GOAL OF THE EXERCISE:
Gather all lines in the data that hold the string "based".

RECORDS FOR PROCESSING:
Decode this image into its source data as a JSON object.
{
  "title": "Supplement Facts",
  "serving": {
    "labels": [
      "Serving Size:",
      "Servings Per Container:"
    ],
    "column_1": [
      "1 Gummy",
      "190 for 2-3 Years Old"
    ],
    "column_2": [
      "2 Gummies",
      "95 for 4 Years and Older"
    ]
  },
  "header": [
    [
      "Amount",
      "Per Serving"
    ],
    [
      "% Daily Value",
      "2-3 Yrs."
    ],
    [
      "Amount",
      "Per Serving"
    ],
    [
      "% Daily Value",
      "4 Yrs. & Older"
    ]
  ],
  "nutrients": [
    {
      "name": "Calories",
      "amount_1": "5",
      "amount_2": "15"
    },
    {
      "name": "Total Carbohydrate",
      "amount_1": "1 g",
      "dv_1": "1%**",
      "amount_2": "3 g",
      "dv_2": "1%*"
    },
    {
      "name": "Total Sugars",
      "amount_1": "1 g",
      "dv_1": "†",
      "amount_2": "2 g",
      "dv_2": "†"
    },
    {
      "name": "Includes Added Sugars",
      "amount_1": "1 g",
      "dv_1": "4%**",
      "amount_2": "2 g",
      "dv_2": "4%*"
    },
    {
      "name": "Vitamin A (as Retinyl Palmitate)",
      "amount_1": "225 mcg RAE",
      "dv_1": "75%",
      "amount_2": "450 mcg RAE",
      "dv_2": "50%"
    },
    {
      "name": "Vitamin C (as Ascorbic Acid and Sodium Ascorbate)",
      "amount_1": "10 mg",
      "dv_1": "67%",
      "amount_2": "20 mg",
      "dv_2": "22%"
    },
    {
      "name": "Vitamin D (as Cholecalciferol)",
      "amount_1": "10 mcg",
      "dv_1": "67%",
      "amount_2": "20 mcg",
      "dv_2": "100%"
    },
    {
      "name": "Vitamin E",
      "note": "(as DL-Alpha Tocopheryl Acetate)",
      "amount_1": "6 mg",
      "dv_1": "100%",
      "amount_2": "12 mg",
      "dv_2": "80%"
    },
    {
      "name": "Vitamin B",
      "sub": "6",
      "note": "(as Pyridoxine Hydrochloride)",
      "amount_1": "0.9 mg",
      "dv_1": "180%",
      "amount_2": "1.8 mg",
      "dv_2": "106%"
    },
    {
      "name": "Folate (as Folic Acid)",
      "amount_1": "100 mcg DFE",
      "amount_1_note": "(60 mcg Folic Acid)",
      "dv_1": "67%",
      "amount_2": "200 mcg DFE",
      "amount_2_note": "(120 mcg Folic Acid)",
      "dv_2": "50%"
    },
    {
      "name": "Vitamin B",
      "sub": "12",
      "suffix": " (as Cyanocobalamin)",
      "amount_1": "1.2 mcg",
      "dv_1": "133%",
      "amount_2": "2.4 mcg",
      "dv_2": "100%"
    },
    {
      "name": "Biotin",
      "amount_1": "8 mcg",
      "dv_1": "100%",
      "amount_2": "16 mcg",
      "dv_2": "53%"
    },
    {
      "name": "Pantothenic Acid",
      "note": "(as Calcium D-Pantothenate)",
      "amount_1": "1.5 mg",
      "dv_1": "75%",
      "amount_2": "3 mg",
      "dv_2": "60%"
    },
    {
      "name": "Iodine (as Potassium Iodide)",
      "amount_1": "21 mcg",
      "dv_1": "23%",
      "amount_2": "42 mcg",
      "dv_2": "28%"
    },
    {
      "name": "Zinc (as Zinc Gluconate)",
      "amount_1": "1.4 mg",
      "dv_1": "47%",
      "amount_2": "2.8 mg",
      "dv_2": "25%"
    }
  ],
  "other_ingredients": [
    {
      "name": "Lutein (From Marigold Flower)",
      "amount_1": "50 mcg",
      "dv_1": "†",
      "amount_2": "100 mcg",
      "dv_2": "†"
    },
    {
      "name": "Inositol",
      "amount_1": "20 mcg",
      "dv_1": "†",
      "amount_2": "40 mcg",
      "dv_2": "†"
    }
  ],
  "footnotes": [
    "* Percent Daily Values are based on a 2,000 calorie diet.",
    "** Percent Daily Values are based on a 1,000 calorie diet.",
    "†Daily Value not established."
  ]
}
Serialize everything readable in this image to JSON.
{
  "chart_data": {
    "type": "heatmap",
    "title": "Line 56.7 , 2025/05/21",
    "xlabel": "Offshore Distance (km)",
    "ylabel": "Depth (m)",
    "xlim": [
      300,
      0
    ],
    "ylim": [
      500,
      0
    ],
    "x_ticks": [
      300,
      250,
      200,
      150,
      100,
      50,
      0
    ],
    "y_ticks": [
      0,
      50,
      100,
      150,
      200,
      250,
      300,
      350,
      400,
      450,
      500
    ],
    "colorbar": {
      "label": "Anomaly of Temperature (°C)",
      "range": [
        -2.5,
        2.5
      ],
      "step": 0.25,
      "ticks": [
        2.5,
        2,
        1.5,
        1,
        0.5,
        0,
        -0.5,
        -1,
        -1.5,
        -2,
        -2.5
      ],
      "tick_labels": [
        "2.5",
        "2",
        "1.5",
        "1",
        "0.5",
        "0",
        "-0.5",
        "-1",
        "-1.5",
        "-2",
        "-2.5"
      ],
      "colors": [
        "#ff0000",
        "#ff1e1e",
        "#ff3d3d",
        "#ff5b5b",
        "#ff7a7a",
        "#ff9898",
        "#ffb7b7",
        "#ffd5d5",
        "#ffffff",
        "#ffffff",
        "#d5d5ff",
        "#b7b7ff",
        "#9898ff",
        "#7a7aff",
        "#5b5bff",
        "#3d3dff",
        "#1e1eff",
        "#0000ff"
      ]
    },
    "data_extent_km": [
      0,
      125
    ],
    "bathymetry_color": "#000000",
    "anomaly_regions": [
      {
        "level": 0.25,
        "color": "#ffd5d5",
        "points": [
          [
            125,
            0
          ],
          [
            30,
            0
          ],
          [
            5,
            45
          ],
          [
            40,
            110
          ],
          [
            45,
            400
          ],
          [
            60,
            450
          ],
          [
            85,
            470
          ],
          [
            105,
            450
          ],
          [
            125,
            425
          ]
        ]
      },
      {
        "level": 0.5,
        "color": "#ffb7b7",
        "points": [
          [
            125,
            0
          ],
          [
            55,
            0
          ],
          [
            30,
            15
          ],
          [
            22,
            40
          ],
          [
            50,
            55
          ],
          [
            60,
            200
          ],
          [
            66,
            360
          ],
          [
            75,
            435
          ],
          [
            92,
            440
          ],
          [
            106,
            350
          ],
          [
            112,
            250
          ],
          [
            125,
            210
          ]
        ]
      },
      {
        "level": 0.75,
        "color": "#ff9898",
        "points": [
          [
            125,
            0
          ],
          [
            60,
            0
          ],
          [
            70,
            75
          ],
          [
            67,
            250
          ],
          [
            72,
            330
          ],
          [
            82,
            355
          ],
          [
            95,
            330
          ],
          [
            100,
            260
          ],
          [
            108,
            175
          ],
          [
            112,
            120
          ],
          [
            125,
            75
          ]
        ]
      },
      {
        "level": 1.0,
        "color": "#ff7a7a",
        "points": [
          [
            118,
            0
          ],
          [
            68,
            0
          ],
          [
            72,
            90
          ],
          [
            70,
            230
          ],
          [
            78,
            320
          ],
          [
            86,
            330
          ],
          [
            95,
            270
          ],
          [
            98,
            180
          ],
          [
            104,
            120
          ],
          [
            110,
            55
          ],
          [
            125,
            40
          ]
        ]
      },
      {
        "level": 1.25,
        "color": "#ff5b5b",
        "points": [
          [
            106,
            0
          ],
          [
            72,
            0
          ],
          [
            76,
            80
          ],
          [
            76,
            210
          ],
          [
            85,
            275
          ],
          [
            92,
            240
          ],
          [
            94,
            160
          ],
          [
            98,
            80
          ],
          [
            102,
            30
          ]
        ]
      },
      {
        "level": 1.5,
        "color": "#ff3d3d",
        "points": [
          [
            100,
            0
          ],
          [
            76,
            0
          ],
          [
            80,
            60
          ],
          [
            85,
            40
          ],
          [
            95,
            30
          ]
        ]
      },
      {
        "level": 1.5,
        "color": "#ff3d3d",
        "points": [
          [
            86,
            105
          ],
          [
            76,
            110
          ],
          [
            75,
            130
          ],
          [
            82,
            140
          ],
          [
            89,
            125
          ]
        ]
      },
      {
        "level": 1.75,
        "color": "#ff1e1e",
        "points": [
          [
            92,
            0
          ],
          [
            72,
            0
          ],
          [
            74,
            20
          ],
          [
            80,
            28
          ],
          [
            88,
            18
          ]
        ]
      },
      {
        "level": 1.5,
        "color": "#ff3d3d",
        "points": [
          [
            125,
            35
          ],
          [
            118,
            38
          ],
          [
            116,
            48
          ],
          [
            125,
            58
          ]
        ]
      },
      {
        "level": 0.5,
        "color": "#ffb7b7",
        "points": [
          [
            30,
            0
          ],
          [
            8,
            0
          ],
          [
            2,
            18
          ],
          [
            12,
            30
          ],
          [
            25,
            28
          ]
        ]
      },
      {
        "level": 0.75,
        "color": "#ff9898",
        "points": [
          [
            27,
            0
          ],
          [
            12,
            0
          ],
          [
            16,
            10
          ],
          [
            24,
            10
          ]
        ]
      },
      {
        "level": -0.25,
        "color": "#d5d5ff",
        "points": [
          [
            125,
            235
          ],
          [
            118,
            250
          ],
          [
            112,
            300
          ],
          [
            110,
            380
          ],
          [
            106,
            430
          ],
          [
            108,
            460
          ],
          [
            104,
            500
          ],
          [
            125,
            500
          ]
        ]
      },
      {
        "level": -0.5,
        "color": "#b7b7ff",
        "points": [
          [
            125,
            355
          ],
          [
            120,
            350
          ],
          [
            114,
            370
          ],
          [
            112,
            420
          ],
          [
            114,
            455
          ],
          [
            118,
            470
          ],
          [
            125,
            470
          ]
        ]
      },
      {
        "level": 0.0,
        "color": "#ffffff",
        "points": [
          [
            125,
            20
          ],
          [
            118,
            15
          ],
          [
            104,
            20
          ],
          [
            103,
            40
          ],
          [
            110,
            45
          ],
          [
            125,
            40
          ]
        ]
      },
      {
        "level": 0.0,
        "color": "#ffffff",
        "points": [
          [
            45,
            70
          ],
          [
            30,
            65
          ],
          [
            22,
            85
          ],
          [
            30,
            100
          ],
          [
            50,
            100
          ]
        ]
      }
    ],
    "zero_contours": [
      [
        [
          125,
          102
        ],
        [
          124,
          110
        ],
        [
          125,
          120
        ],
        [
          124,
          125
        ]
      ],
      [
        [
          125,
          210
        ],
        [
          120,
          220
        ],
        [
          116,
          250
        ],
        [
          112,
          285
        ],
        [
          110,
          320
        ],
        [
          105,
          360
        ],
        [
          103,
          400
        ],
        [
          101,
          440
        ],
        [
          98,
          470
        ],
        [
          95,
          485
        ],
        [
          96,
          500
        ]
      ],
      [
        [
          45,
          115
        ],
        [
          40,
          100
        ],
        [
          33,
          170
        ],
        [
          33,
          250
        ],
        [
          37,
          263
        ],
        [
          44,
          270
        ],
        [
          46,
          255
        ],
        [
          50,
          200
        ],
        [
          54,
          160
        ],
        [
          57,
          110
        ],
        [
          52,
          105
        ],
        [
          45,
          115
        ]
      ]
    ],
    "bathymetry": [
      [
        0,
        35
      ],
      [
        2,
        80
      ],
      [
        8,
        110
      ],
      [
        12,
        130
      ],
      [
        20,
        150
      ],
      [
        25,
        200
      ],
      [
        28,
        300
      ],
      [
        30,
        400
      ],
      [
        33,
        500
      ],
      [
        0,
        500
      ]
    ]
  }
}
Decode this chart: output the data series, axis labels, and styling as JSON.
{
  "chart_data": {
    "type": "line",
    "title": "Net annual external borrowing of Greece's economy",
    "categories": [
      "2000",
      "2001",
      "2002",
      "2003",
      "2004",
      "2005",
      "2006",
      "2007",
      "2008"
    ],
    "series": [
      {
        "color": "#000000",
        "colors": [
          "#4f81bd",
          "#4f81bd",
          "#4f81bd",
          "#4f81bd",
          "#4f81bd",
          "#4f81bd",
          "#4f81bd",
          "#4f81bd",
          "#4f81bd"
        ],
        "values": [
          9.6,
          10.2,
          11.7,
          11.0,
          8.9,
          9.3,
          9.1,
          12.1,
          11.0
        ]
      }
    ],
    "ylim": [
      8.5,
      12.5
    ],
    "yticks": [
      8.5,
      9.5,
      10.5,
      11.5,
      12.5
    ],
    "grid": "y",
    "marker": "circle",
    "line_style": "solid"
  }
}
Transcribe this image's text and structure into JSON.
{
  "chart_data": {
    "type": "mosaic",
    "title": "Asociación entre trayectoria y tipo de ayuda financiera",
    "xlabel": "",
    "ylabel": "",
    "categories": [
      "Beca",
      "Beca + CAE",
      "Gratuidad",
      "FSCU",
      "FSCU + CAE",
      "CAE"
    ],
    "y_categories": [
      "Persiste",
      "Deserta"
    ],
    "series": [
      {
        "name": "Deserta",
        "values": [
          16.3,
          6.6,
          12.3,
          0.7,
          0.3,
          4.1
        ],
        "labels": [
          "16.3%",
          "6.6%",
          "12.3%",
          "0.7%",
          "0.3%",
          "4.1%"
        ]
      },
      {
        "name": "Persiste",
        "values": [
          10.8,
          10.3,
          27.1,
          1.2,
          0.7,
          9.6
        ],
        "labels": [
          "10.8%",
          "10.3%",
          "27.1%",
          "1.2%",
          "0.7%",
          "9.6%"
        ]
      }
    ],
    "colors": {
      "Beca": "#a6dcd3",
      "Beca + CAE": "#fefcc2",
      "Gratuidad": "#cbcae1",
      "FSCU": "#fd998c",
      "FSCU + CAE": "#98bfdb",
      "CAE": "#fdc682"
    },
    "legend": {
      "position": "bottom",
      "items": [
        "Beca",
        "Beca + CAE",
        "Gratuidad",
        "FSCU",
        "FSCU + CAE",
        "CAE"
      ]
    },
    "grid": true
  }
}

OUTPUT OF THE EXERCISE:
    "* Percent Daily Values are based on a 2,000 calorie diet.",
    "** Percent Daily Values are based on a 1,000 calorie diet.",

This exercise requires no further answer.